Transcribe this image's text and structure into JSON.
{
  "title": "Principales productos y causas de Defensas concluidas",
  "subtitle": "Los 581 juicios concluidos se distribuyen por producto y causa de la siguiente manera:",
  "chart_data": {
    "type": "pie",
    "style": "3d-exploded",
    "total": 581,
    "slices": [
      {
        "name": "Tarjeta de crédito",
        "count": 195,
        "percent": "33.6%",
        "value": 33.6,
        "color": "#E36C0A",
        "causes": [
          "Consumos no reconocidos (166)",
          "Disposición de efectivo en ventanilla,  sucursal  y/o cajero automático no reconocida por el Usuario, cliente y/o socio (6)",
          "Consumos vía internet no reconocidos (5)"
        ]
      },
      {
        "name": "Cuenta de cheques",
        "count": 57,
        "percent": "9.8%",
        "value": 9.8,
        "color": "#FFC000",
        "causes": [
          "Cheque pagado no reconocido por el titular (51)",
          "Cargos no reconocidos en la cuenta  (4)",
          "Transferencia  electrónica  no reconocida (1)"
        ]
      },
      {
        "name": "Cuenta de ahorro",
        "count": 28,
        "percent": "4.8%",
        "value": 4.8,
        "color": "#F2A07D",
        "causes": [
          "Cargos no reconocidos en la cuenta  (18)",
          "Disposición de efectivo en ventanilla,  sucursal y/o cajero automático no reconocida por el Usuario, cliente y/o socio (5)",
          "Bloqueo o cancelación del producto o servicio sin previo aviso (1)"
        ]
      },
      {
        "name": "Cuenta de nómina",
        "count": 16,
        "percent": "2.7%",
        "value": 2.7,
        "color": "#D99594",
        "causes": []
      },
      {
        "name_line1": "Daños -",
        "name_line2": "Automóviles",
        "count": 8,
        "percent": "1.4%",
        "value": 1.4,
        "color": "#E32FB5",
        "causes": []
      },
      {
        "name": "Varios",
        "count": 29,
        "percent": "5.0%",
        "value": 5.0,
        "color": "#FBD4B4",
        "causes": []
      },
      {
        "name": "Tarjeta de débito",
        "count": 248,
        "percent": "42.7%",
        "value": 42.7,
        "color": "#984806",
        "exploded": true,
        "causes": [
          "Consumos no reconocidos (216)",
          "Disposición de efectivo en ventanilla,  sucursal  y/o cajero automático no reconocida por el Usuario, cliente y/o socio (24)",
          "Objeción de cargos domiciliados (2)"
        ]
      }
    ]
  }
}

========================================

Copy each record from above exactly, and include every line.

FINAL ANSWER →
Transcribe this image's text and structure into JSON.
{
  "title": "Principales productos y causas de Defensas concluidas",
  "subtitle": "Los 581 juicios concluidos se distribuyen por producto y causa de la siguiente manera:",
  "chart_data": {
    "type": "pie",
    "style": "3d-exploded",
    "total": 581,
    "slices": [
      {
        "name": "Tarjeta de crédito",
        "count": 195,
        "percent": "33.6%",
        "value": 33.6,
        "color": "#E36C0A",
        "causes": [
          "Consumos no reconocidos (166)",
          "Disposición de efectivo en ventanilla,  sucursal  y/o cajero automático no reconocida por el Usuario, cliente y/o socio (6)",
          "Consumos vía internet no reconocidos (5)"
        ]
      },
      {
        "name": "Cuenta de cheques",
        "count": 57,
        "percent": "9.8%",
        "value": 9.8,
        "color": "#FFC000",
        "causes": [
          "Cheque pagado no reconocido por el titular (51)",
          "Cargos no reconocidos en la cuenta  (4)",
          "Transferencia  electrónica  no reconocida (1)"
        ]
      },
      {
        "name": "Cuenta de ahorro",
        "count": 28,
        "percent": "4.8%",
        "value": 4.8,
        "color": "#F2A07D",
        "causes": [
          "Cargos no reconocidos en la cuenta  (18)",
          "Disposición de efectivo en ventanilla,  sucursal y/o cajero automático no reconocida por el Usuario, cliente y/o socio (5)",
          "Bloqueo o cancelación del producto o servicio sin previo aviso (1)"
        ]
      },
      {
        "name": "Cuenta de nómina",
        "count": 16,
        "percent": "2.7%",
        "value": 2.7,
        "color": "#D99594",
        "causes": []
      },
      {
        "name_line1": "Daños -",
        "name_line2": "Automóviles",
        "count": 8,
        "percent": "1.4%",
        "value": 1.4,
        "color": "#E32FB5",
        "causes": []
      },
      {
        "name": "Varios",
        "count": 29,
        "percent": "5.0%",
        "value": 5.0,
        "color": "#FBD4B4",
        "causes": []
      },
      {
        "name": "Tarjeta de débito",
        "count": 248,
        "percent": "42.7%",
        "value": 42.7,
        "color": "#984806",
        "exploded": true,
        "causes": [
          "Consumos no reconocidos (216)",
          "Disposición de efectivo en ventanilla,  sucursal  y/o cajero automático no reconocida por el Usuario, cliente y/o socio (24)",
          "Objeción de cargos domiciliados (2)"
        ]
      }
    ]
  }
}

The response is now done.